■ **The input**:
# # #

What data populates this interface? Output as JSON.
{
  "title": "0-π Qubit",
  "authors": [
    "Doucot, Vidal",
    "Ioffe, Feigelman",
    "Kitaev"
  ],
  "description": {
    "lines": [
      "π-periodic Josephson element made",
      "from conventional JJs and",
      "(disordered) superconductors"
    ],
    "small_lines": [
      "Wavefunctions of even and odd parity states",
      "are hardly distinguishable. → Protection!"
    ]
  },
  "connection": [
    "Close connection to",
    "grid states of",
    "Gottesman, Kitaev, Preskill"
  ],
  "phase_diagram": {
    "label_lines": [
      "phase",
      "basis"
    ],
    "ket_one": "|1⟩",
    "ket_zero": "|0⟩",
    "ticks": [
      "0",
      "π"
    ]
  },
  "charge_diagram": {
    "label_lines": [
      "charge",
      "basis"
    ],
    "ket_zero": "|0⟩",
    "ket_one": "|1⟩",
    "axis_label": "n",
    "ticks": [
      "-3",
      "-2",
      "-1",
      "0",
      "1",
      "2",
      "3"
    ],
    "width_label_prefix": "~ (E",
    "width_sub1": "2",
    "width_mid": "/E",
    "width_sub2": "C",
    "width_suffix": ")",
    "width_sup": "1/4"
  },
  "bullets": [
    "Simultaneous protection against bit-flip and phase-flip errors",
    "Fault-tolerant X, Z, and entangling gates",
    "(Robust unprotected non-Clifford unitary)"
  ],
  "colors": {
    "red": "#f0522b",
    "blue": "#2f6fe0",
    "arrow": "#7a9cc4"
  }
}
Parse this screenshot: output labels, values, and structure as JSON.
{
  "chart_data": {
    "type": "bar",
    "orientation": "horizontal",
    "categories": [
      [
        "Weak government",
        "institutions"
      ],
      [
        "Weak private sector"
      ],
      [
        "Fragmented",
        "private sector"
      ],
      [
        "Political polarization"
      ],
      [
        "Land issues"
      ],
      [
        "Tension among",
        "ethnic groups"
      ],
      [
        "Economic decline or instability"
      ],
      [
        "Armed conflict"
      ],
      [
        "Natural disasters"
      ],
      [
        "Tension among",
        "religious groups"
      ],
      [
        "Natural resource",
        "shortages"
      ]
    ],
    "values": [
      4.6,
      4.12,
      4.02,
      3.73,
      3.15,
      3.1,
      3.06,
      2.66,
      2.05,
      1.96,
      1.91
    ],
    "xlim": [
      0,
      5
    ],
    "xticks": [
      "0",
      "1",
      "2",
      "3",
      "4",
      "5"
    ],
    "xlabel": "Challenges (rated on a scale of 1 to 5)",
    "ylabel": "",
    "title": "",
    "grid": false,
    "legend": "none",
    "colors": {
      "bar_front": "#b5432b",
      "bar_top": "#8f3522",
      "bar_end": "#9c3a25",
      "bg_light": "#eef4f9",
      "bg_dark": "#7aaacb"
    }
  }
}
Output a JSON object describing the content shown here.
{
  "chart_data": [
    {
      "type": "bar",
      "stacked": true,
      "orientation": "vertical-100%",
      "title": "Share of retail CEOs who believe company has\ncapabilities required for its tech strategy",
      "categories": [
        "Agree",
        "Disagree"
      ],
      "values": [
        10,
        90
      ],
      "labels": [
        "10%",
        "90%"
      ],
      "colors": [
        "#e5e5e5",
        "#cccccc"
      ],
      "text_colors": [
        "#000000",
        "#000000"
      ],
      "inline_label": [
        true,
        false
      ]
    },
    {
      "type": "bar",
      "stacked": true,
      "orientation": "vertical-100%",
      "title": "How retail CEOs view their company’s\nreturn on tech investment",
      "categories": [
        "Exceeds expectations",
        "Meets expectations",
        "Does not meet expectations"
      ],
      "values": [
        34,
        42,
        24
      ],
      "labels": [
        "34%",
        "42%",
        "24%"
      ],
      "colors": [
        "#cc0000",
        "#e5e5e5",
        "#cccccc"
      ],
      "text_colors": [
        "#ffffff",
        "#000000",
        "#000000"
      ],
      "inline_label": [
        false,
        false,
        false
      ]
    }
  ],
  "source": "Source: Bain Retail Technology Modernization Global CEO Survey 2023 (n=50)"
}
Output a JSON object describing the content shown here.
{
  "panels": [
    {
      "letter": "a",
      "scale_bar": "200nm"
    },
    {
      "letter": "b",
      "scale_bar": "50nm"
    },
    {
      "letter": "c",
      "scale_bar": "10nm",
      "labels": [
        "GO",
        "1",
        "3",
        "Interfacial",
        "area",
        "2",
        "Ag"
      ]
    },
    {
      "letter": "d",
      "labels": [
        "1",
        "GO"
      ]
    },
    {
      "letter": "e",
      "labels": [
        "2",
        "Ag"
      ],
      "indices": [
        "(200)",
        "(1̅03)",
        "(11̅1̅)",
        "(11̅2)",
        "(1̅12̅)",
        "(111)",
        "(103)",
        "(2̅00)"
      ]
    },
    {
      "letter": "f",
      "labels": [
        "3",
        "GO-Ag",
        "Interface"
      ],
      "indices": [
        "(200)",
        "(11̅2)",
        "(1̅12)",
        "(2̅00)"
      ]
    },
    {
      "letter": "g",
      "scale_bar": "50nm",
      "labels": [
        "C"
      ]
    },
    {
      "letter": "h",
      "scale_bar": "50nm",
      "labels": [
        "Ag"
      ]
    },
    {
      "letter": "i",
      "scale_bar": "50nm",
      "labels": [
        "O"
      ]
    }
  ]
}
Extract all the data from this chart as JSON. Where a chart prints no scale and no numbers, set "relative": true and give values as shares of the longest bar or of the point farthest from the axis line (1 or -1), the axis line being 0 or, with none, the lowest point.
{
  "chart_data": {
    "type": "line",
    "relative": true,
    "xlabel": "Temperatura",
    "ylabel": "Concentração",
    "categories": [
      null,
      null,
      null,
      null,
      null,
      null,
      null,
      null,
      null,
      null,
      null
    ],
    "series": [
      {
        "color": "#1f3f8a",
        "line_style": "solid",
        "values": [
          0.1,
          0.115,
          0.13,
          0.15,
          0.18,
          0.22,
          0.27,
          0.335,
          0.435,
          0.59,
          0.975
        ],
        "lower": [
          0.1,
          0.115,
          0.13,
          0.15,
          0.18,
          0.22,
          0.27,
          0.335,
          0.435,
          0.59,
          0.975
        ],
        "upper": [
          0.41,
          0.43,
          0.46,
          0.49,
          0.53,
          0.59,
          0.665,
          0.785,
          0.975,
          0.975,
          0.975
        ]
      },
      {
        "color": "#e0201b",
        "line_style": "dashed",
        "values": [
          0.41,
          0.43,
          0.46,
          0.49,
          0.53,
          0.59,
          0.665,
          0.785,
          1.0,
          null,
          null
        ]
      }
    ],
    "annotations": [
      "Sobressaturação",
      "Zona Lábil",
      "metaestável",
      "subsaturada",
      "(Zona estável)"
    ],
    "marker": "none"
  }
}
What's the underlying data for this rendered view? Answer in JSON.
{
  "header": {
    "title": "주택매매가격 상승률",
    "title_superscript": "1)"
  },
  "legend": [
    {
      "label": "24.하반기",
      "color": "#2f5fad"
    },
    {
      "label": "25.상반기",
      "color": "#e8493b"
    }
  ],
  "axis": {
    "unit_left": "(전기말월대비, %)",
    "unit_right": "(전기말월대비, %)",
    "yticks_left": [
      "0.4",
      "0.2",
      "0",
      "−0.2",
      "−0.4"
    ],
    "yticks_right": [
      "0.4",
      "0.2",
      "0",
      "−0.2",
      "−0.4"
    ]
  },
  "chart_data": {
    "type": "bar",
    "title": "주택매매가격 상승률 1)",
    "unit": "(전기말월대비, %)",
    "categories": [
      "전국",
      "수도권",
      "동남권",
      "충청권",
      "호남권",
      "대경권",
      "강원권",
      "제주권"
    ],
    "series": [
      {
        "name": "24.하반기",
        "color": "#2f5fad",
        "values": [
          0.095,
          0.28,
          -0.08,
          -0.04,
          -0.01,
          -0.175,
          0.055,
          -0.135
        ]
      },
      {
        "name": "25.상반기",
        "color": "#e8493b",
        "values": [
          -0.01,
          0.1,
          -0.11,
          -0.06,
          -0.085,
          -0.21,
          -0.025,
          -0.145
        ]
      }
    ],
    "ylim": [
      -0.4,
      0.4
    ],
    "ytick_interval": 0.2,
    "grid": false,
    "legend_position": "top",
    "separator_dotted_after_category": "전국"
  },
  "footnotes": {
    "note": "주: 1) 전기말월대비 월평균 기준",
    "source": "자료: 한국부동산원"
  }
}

# # #

■ **Request**: Count the lines in which the string "relative" appears, then report only that figure.

■ **Result below**: 2